_Problem details_:
Your task is to output the listing word for word, with pictures excluded.

[Part of a data file]
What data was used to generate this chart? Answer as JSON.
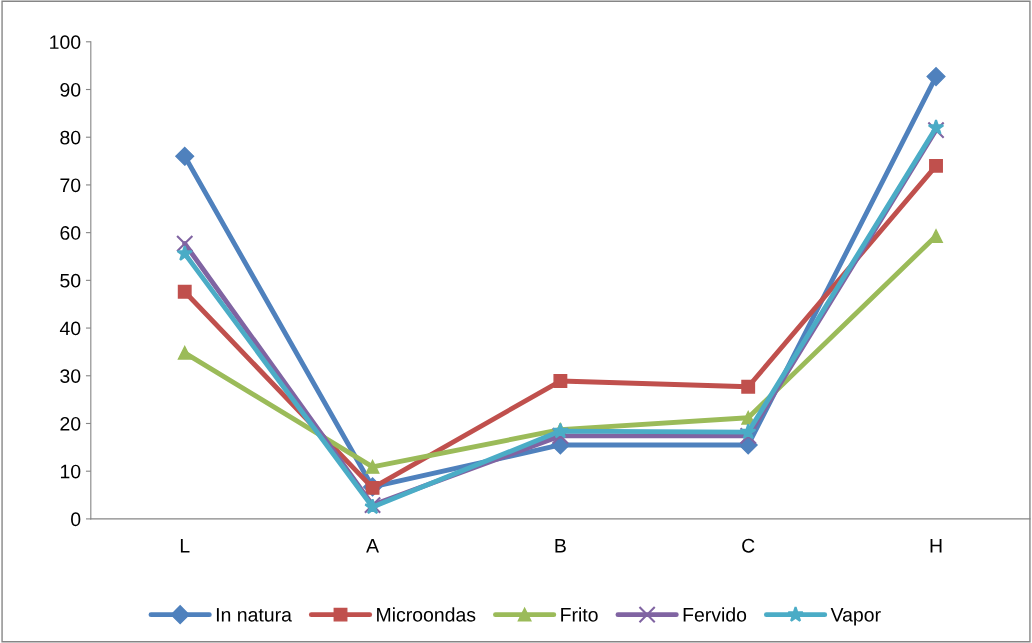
{
  "chart_data": {
    "type": "line",
    "categories": [
      "L",
      "A",
      "B",
      "C",
      "H"
    ],
    "series": [
      {
        "name": "In natura",
        "color": "#4f81bd",
        "marker": "diamond",
        "values": [
          76,
          6.7,
          15.5,
          15.5,
          92.7
        ]
      },
      {
        "name": "Microondas",
        "color": "#c0504d",
        "marker": "square",
        "values": [
          47.6,
          6.5,
          28.9,
          27.7,
          74
        ]
      },
      {
        "name": "Frito",
        "color": "#9bbb59",
        "marker": "triangle",
        "values": [
          34.8,
          10.9,
          18.7,
          21.2,
          59.3
        ]
      },
      {
        "name": "Fervido",
        "color": "#8064a2",
        "marker": "cross",
        "values": [
          57.7,
          2.9,
          17.4,
          17.4,
          81.5
        ]
      },
      {
        "name": "Vapor",
        "color": "#4bacc6",
        "marker": "star",
        "values": [
          55.6,
          2.5,
          18.4,
          18.2,
          82
        ]
      }
    ],
    "ylim": [
      0,
      100
    ],
    "yticks": [
      0,
      10,
      20,
      30,
      40,
      50,
      60,
      70,
      80,
      90,
      100
    ],
    "grid": false,
    "legend": "bottom",
    "line_style": "solid"
  }
}
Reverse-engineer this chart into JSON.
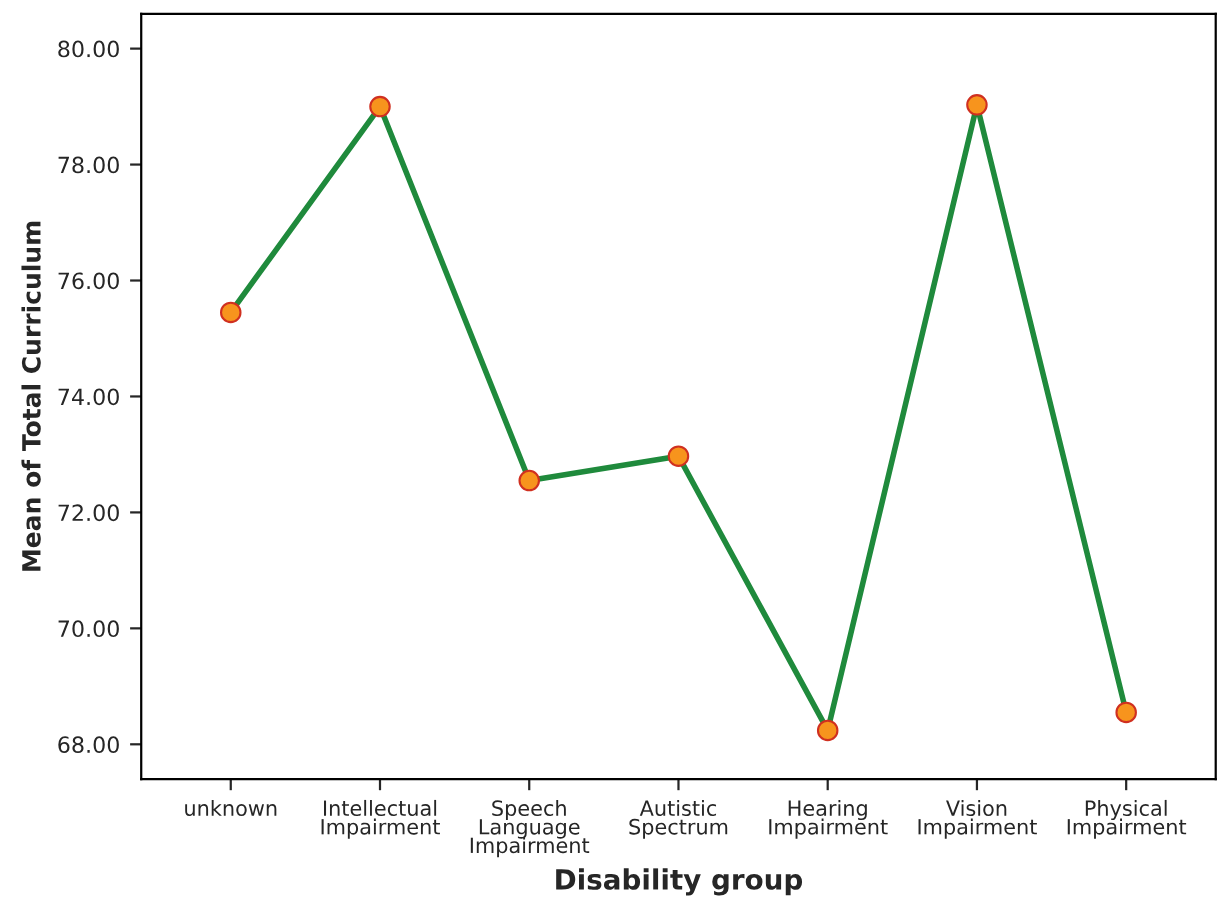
{
  "chart_data": {
    "type": "line",
    "xlabel": "Disability group",
    "ylabel": "Mean of Total Curriculum",
    "categories": [
      "unknown",
      "Intellectual Impairment",
      "Speech Language Impairment",
      "Autistic Spectrum",
      "Hearing Impairment",
      "Vision Impairment",
      "Physical Impairment"
    ],
    "series": [
      {
        "color": "#1f8a3c",
        "values": [
          75.45,
          79.0,
          72.55,
          72.97,
          68.24,
          79.03,
          68.55
        ]
      }
    ],
    "marker": "circle",
    "line_style": "solid",
    "ylim": [
      67.4,
      80.6
    ],
    "yticks": [
      {
        "value": 68,
        "label": "68.00"
      },
      {
        "value": 70,
        "label": "70.00"
      },
      {
        "value": 72,
        "label": "72.00"
      },
      {
        "value": 74,
        "label": "74.00"
      },
      {
        "value": 76,
        "label": "76.00"
      },
      {
        "value": 78,
        "label": "78.00"
      },
      {
        "value": 80,
        "label": "80.00"
      }
    ],
    "grid": false,
    "legend": false
  }
}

_Answer to this task_:
What data was used to generate this chart? Answer as JSON.
{
  "chart_data": {
    "type": "line",
    "categories": [
      "L",
      "A",
      "B",
      "C",
      "H"
    ],
    "series": [
      {
        "name": "In natura",
        "color": "#4f81bd",
        "marker": "diamond",
        "values": [
          76,
          6.7,
          15.5,
          15.5,
          92.7
        ]
      },
      {
        "name": "Microondas",
        "color": "#c0504d",
        "marker": "square",
        "values": [
          47.6,
          6.5,
          28.9,
          27.7,
          74
        ]
      },
      {
        "name": "Frito",
        "color": "#9bbb59",
        "marker": "triangle",
        "values": [
          34.8,
          10.9,
          18.7,
          21.2,
          59.3
        ]
      },
      {
        "name": "Fervido",
        "color": "#8064a2",
        "marker": "cross",
        "values": [
          57.7,
          2.9,
          17.4,
          17.4,
          81.5
        ]
      },
      {
        "name": "Vapor",
        "color": "#4bacc6",
        "marker": "star",
        "values": [
          55.6,
          2.5,
          18.4,
          18.2,
          82
        ]
      }
    ],
    "ylim": [
      0,
      100
    ],
    "yticks": [
      0,
      10,
      20,
      30,
      40,
      50,
      60,
      70,
      80,
      90,
      100
    ],
    "grid": false,
    "legend": "bottom",
    "line_style": "solid"
  }
}
Reverse-engineer this chart into JSON.
{
  "chart_data": {
    "type": "line",
    "xlabel": "Disability group",
    "ylabel": "Mean of Total Curriculum",
    "categories": [
      "unknown",
      "Intellectual Impairment",
      "Speech Language Impairment",
      "Autistic Spectrum",
      "Hearing Impairment",
      "Vision Impairment",
      "Physical Impairment"
    ],
    "series": [
      {
        "color": "#1f8a3c",
        "values": [
          75.45,
          79.0,
          72.55,
          72.97,
          68.24,
          79.03,
          68.55
        ]
      }
    ],
    "marker": "circle",
    "line_style": "solid",
    "ylim": [
      67.4,
      80.6
    ],
    "yticks": [
      {
        "value": 68,
        "label": "68.00"
      },
      {
        "value": 70,
        "label": "70.00"
      },
      {
        "value": 72,
        "label": "72.00"
      },
      {
        "value": 74,
        "label": "74.00"
      },
      {
        "value": 76,
        "label": "76.00"
      },
      {
        "value": 78,
        "label": "78.00"
      },
      {
        "value": 80,
        "label": "80.00"
      }
    ],
    "grid": false,
    "legend": false
  }
}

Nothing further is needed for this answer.